## Aim of the task
Work out how many lines hold the string "tablas". The answer is a single number, nothing more.

(Dataset items)
· · · ·

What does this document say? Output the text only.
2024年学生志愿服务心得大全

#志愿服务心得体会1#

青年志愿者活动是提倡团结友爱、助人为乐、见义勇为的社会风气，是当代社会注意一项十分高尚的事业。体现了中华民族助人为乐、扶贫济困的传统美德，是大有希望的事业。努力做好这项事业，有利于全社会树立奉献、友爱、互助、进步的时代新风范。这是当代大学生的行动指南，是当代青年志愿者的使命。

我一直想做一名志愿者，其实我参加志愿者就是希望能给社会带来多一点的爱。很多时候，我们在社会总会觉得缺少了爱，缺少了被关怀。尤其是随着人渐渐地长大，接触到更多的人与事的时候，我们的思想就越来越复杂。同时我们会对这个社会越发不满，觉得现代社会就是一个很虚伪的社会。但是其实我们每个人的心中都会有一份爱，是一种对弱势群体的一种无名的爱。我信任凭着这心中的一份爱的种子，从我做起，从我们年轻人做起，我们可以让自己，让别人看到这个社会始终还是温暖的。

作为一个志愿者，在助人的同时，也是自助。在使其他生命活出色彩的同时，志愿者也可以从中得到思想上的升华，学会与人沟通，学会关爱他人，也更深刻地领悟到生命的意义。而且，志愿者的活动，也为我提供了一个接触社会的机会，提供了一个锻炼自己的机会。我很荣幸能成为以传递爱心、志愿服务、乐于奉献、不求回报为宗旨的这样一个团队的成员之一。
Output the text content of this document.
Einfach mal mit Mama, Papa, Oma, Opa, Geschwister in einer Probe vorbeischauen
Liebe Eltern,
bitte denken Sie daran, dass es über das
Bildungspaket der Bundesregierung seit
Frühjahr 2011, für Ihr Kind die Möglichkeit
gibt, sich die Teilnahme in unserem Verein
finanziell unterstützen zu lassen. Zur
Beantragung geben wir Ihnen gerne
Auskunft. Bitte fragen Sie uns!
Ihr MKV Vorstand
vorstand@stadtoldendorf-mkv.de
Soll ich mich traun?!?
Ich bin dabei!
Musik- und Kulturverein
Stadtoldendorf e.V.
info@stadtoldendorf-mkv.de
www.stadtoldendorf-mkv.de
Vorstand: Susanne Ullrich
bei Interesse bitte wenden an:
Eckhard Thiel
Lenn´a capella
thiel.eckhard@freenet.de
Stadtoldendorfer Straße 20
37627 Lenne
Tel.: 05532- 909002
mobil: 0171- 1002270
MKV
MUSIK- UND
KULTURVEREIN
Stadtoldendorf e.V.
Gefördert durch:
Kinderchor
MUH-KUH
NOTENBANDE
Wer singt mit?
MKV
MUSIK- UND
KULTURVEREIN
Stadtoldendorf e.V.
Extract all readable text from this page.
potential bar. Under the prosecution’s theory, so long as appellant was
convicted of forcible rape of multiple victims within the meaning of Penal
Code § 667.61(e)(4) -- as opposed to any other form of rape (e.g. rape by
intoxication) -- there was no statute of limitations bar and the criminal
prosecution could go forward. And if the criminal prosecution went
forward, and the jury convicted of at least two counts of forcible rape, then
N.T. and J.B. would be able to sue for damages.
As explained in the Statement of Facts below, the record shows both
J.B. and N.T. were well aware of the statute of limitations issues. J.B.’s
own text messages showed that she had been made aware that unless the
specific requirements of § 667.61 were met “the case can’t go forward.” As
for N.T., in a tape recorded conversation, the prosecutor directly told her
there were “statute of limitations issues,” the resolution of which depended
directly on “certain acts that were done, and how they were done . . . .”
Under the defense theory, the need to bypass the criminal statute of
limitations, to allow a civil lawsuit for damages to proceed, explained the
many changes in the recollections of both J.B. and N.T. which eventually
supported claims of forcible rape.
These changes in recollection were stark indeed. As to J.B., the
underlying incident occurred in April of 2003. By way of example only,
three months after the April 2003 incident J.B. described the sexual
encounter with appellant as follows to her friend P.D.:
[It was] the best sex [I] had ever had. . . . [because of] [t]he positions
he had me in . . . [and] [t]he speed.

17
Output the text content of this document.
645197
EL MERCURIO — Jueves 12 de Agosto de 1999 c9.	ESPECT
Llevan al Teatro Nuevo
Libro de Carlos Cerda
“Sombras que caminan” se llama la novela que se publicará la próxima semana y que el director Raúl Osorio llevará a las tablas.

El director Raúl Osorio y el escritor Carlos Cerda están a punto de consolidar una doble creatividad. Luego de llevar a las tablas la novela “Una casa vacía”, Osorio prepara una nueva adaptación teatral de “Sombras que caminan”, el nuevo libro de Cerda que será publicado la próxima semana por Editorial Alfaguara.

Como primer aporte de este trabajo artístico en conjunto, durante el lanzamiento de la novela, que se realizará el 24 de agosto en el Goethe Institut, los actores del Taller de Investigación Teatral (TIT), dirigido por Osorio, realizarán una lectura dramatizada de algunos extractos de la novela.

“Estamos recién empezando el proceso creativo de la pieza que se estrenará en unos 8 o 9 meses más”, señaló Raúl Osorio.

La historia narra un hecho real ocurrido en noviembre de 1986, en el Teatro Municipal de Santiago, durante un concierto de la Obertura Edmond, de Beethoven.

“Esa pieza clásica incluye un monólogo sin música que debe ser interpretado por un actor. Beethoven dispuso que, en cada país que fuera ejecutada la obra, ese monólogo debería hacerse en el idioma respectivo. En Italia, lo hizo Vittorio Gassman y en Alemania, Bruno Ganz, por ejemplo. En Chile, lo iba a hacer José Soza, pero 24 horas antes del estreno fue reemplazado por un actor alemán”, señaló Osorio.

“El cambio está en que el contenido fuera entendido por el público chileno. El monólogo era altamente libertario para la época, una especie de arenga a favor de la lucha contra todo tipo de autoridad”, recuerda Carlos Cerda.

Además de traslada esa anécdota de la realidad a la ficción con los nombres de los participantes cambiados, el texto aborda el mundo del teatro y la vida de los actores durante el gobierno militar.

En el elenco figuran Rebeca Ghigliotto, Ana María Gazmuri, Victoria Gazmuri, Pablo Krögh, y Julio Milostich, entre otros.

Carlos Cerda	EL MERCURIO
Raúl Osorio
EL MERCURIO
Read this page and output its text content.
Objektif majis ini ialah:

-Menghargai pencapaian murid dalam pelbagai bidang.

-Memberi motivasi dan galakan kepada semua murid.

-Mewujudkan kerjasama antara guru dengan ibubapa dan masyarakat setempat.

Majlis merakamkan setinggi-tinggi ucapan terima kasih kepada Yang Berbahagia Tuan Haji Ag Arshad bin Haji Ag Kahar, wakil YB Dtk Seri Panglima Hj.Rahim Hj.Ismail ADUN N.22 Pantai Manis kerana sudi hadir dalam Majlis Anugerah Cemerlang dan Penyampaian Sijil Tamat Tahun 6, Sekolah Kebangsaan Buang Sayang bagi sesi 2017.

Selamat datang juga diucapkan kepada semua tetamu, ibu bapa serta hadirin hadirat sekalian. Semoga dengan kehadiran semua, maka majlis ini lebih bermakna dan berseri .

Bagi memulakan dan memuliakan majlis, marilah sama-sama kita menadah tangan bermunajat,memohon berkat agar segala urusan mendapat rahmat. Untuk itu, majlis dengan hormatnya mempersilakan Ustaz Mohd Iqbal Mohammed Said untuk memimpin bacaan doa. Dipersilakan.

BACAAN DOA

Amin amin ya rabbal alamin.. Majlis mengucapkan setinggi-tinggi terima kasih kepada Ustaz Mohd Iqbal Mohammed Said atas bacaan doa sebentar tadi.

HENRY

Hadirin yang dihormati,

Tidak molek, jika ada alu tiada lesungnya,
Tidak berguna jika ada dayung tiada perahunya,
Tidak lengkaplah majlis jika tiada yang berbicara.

· · · ·

## Answer to the problem
2